_TASK BRIEF_
Please reproduce the material word for word, from the line with "UI element localization: list" up to and including the line with "browser-tab[interactable]: MyBB Kurulum".

_WORKING DATA_

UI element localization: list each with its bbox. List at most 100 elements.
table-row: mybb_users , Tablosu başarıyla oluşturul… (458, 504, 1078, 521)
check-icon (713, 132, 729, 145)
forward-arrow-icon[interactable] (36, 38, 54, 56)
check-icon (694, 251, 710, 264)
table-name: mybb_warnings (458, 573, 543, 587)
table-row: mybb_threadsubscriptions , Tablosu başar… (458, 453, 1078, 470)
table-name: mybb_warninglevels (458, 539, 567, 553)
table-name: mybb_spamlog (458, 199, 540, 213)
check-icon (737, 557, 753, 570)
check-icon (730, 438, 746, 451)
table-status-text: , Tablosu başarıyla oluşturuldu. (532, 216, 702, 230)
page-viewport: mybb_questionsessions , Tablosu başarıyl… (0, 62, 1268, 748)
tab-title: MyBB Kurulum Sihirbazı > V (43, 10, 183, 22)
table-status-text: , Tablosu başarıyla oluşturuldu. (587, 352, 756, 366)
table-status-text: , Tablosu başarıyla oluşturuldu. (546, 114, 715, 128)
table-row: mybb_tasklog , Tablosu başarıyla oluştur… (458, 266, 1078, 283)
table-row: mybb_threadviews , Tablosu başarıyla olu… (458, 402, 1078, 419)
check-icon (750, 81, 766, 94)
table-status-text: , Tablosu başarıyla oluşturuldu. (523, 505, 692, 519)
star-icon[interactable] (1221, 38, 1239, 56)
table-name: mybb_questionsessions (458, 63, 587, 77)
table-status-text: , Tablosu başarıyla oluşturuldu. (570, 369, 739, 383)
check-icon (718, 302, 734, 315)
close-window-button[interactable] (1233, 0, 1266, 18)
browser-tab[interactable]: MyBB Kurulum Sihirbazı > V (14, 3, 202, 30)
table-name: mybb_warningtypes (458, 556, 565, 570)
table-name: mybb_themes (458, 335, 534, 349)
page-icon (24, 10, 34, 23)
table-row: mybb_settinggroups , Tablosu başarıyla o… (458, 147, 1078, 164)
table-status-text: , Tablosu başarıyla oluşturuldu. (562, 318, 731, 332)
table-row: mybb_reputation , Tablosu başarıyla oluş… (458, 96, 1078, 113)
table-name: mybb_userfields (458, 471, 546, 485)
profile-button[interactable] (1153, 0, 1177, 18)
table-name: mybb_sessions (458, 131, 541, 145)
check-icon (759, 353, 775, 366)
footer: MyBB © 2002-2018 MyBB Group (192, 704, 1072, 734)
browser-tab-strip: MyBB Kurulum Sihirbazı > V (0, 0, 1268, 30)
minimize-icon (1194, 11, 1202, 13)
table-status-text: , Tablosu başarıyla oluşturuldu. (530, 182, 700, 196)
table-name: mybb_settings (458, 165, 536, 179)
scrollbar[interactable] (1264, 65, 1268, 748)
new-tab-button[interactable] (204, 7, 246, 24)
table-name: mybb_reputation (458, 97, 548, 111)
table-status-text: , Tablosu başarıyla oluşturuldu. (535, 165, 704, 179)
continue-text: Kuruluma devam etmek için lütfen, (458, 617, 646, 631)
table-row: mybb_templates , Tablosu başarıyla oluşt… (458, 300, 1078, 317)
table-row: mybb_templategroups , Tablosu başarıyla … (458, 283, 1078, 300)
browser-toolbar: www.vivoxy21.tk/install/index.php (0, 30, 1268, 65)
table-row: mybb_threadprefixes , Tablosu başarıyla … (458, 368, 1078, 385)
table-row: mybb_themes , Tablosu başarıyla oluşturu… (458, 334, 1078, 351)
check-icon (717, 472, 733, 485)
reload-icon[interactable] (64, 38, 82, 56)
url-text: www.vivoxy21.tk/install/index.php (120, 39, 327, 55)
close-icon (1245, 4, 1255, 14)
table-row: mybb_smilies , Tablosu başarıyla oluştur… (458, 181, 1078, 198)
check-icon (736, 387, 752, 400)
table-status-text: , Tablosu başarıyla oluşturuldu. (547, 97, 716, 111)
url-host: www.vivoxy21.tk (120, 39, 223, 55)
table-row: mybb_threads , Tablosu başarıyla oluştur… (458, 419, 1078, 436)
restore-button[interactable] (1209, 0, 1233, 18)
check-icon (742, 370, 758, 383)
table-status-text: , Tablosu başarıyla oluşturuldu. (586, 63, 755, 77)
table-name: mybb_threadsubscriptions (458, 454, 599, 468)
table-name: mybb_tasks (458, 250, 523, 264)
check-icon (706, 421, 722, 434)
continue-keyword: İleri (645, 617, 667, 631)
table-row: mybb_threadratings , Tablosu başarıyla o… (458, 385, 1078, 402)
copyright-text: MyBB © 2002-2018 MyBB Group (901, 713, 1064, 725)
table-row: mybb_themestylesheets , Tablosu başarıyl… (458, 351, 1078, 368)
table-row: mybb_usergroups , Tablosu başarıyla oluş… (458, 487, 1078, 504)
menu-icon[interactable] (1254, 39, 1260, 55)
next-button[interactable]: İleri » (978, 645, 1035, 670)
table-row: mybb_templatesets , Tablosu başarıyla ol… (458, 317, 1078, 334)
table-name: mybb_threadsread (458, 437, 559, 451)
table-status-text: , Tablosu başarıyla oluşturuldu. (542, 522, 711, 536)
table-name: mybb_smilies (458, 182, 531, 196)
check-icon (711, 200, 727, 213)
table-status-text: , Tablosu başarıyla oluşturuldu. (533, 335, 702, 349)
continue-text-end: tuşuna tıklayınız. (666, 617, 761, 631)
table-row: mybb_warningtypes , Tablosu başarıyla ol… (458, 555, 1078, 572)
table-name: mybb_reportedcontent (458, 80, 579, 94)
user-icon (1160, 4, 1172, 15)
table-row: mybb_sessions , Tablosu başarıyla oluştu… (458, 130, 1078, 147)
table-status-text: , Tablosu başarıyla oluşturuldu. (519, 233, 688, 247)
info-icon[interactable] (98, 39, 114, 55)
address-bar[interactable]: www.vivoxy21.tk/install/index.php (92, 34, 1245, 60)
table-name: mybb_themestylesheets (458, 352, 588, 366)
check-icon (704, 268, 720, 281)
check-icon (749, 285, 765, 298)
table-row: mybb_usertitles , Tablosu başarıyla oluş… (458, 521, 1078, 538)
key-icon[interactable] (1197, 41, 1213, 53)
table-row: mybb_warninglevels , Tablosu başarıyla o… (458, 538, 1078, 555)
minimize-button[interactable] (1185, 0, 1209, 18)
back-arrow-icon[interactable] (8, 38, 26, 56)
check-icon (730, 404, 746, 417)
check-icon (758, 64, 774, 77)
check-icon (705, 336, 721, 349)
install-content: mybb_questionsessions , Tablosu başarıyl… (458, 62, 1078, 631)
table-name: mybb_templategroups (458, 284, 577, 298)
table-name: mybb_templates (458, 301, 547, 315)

* * *

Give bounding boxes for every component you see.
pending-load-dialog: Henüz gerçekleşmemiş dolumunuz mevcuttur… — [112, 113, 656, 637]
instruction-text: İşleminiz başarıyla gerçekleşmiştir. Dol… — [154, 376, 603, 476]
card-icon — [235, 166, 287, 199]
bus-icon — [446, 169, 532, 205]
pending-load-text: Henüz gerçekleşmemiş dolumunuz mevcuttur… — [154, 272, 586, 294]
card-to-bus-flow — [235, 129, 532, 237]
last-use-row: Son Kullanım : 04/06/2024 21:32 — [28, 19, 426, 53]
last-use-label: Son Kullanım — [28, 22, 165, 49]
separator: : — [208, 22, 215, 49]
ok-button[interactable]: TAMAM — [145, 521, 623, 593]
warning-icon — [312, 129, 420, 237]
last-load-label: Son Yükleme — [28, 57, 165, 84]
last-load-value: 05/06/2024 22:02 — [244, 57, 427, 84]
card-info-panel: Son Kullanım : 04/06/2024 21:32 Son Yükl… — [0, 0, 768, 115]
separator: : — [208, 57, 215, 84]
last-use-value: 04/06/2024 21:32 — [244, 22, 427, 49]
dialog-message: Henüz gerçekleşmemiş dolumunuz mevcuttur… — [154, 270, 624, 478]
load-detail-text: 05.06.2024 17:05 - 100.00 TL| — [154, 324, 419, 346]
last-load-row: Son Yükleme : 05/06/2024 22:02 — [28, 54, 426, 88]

--

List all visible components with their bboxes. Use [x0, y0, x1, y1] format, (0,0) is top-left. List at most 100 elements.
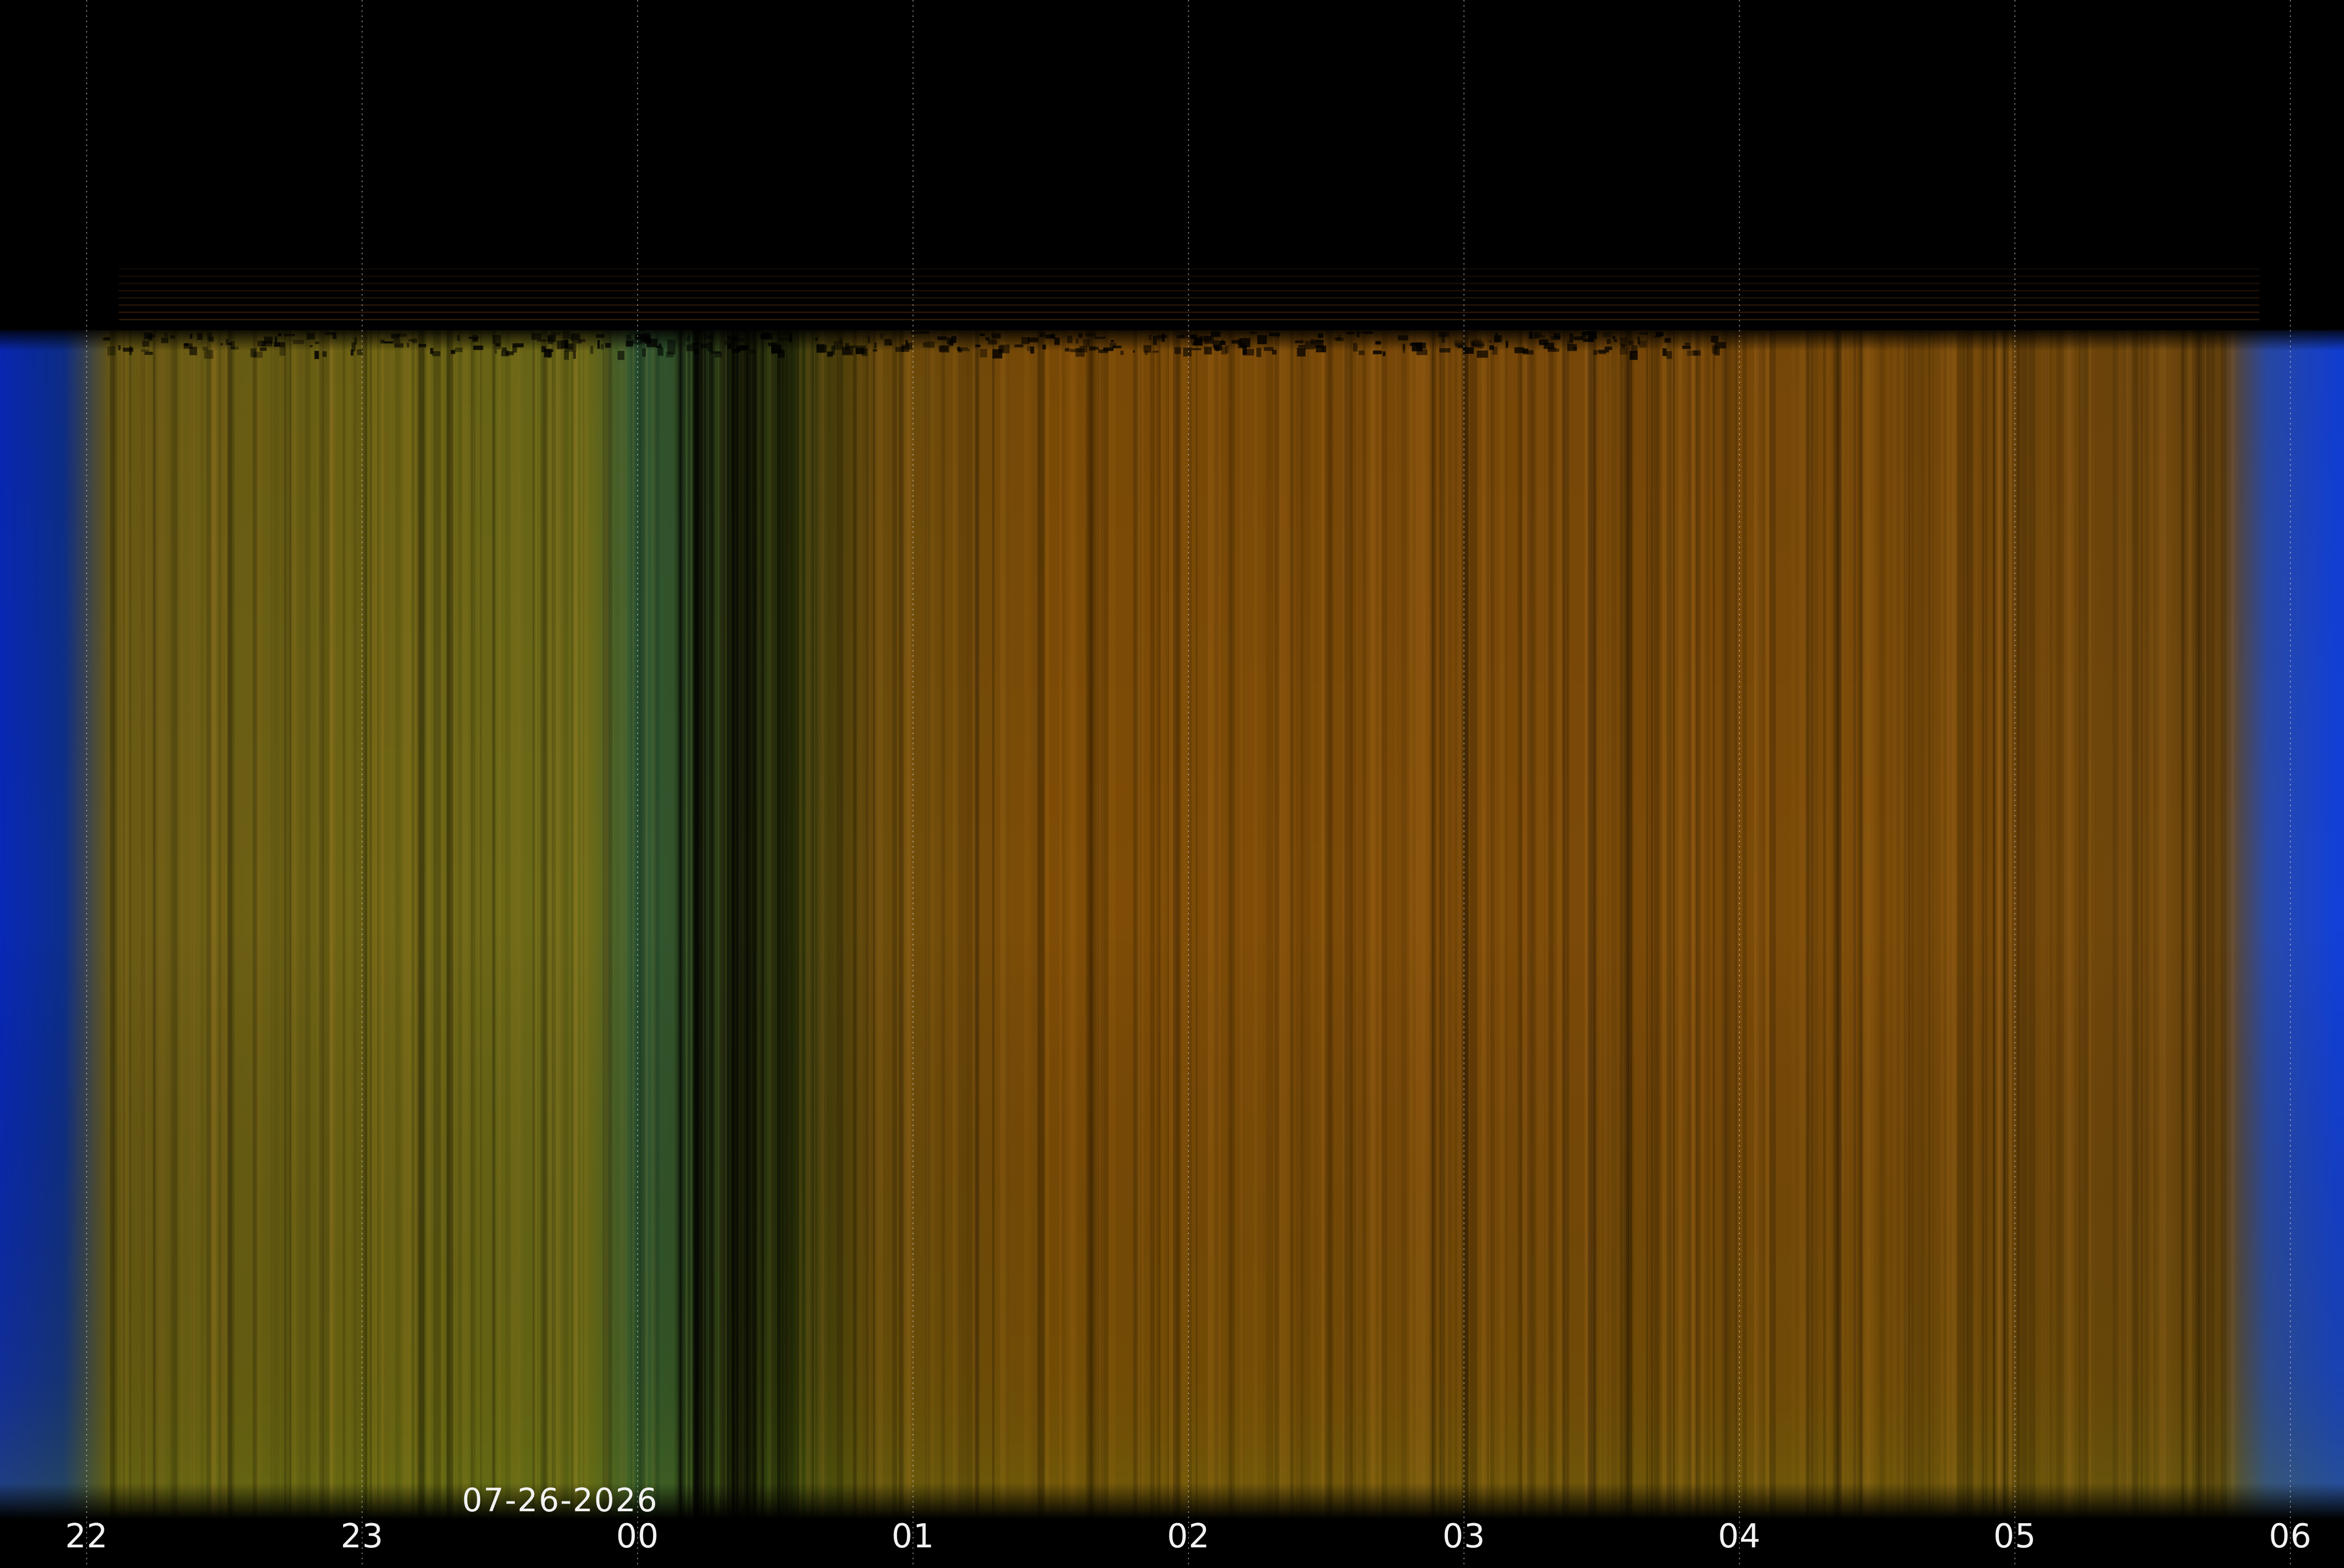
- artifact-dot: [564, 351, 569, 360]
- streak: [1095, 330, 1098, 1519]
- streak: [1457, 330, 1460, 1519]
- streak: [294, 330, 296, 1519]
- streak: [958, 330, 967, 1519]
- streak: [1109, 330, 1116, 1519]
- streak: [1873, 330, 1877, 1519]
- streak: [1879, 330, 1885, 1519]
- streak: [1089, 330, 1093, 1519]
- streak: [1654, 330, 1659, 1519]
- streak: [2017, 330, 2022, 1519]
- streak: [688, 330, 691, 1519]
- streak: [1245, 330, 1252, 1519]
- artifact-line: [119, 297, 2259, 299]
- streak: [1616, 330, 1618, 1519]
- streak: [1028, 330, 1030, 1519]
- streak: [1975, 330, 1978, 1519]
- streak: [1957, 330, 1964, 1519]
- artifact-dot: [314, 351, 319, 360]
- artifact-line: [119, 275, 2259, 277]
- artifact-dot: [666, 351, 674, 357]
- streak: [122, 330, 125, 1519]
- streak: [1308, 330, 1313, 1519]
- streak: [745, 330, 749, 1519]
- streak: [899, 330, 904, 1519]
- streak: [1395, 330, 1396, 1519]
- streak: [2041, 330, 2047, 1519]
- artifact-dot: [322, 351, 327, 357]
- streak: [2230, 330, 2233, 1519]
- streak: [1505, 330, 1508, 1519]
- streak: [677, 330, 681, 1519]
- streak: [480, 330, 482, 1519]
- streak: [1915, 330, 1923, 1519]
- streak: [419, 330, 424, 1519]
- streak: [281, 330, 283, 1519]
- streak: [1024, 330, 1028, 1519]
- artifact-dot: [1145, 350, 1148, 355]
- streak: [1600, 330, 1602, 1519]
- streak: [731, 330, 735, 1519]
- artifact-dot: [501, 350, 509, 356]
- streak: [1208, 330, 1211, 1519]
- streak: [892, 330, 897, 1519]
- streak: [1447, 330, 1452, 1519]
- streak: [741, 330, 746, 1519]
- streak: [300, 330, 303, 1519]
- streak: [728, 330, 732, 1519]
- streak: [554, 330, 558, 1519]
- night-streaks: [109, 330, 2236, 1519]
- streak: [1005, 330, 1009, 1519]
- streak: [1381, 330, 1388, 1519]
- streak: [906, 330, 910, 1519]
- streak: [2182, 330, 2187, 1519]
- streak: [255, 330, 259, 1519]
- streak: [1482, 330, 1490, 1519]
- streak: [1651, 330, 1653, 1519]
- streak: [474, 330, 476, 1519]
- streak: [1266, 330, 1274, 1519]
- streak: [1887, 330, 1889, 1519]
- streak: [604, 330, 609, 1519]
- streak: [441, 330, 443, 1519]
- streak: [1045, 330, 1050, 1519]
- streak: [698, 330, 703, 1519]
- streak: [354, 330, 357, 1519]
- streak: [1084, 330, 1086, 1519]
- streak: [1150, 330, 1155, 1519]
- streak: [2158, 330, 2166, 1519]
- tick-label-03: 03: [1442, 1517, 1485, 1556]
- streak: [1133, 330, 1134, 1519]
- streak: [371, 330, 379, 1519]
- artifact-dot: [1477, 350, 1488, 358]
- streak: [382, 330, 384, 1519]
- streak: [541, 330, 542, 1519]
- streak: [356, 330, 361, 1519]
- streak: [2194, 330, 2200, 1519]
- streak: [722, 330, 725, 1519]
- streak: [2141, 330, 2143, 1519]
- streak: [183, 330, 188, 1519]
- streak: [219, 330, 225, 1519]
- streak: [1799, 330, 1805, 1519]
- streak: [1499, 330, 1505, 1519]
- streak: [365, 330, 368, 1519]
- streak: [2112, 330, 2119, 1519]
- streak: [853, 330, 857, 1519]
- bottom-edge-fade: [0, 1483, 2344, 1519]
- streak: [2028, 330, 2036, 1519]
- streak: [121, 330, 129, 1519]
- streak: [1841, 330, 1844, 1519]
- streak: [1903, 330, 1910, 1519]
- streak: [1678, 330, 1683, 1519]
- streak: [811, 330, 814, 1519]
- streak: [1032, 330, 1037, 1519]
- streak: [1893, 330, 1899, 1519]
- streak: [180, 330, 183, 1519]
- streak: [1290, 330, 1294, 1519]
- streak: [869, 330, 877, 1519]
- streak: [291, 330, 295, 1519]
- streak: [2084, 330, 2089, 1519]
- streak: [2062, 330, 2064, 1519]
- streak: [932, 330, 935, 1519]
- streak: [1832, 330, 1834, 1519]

_SOLUTION FOR THIS TASK_
UI element localization: list each with its bbox. List at most 100 elements.
table-row: mybb_users , Tablosu başarıyla oluşturul… (458, 504, 1078, 521)
check-icon (713, 132, 729, 145)
forward-arrow-icon[interactable] (36, 38, 54, 56)
check-icon (694, 251, 710, 264)
table-name: mybb_warnings (458, 573, 543, 587)
table-row: mybb_threadsubscriptions , Tablosu başar… (458, 453, 1078, 470)
table-name: mybb_warninglevels (458, 539, 567, 553)
table-name: mybb_spamlog (458, 199, 540, 213)
check-icon (737, 557, 753, 570)
check-icon (730, 438, 746, 451)
table-status-text: , Tablosu başarıyla oluşturuldu. (532, 216, 702, 230)
page-viewport: mybb_questionsessions , Tablosu başarıyl… (0, 62, 1268, 748)
tab-title: MyBB Kurulum Sihirbazı > V (43, 10, 183, 22)
table-status-text: , Tablosu başarıyla oluşturuldu. (587, 352, 756, 366)
table-status-text: , Tablosu başarıyla oluşturuldu. (546, 114, 715, 128)
table-row: mybb_tasklog , Tablosu başarıyla oluştur… (458, 266, 1078, 283)
table-row: mybb_threadviews , Tablosu başarıyla olu… (458, 402, 1078, 419)
check-icon (750, 81, 766, 94)
table-status-text: , Tablosu başarıyla oluşturuldu. (523, 505, 692, 519)
star-icon[interactable] (1221, 38, 1239, 56)
table-name: mybb_questionsessions (458, 63, 587, 77)
table-status-text: , Tablosu başarıyla oluşturuldu. (570, 369, 739, 383)
check-icon (718, 302, 734, 315)
close-window-button[interactable] (1233, 0, 1266, 18)
browser-tab[interactable]: MyBB Kurulum Sihirbazı > V (14, 3, 202, 30)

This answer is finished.